▶ _The request_
Look for the string "name" in every line, and copy each line that has it.

▶ _Record excerpts_

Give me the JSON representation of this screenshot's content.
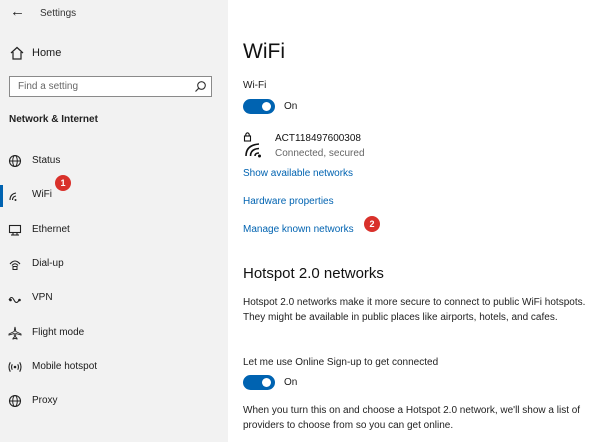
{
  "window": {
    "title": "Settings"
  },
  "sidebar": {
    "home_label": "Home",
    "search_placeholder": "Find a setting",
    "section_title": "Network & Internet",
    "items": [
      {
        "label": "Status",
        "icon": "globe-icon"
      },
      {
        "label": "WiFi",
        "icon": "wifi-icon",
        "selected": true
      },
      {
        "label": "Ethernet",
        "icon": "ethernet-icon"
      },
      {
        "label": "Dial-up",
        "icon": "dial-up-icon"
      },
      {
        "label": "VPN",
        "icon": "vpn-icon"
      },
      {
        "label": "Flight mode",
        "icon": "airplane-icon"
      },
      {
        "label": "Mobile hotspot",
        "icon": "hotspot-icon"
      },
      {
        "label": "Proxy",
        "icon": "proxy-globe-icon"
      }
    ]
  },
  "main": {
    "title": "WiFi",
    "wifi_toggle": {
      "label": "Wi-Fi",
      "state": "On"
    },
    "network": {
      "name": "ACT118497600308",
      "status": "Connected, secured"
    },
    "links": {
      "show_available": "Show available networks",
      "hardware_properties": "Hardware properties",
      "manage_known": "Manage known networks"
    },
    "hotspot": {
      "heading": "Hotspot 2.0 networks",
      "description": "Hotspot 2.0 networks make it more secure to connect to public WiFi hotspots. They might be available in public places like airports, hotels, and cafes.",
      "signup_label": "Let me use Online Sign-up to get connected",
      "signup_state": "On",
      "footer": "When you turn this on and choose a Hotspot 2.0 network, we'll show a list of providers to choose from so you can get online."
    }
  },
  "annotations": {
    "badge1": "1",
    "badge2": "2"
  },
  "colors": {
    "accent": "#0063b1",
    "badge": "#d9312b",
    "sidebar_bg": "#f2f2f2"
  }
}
--
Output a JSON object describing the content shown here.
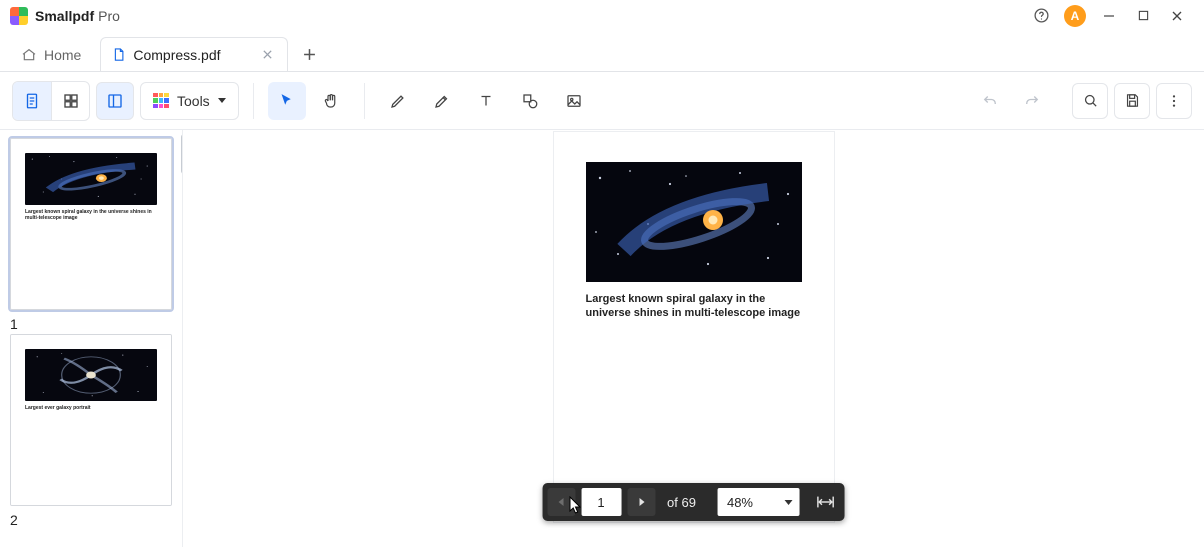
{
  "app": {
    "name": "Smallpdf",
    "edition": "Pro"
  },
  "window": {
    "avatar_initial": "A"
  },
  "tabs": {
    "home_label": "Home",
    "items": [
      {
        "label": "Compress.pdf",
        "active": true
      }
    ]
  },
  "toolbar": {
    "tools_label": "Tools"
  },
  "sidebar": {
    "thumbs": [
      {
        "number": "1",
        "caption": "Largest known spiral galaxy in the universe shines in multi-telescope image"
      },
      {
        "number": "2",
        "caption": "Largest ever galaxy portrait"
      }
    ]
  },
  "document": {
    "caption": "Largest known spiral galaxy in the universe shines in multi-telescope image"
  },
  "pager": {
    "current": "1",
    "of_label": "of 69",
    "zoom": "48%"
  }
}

▶ _Written answer_
      "name": "ACT118497600308",
    "name": "Smallpdf",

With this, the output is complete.